## EXERCISE PROMPT
Copy out each line of the material in which the word "Environment" appears.

━━━ DATA FOR THIS EXERCISE ━━━

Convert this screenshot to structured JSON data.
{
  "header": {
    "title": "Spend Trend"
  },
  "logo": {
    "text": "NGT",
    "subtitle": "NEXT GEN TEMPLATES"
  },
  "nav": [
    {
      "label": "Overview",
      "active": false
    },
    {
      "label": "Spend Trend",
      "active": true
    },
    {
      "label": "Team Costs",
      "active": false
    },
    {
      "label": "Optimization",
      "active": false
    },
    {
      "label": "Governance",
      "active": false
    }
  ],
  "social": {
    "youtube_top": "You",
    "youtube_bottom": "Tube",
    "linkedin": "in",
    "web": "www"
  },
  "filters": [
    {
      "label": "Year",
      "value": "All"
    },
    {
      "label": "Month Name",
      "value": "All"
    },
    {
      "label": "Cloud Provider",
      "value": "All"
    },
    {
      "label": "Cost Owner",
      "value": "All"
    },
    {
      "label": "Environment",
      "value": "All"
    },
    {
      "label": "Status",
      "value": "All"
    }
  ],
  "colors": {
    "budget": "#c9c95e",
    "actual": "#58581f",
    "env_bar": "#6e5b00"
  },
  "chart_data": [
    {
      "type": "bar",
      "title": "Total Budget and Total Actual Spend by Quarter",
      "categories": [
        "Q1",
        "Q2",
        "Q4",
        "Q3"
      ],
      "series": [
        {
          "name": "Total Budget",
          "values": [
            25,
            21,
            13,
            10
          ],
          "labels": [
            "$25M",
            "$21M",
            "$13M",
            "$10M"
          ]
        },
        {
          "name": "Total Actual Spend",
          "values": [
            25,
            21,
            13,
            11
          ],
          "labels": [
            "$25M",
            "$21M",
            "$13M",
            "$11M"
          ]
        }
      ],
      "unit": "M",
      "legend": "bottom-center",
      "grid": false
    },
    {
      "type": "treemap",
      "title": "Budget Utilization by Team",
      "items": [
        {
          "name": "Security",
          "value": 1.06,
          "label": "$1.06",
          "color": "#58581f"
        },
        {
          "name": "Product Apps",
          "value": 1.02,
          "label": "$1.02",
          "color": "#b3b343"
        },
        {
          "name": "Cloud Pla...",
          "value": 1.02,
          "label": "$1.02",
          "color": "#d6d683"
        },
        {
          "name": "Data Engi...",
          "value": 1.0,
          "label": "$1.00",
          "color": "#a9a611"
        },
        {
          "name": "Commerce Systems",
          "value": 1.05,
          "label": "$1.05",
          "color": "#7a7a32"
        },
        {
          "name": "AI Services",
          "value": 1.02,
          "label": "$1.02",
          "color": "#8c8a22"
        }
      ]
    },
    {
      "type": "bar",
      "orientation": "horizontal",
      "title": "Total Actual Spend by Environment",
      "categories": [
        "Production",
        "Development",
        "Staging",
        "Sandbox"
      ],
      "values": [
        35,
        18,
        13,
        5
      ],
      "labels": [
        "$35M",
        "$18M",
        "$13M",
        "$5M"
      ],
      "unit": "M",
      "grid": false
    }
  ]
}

━━━

## RESPONSE
      "label": "Environment",
      "title": "Total Actual Spend by Environment",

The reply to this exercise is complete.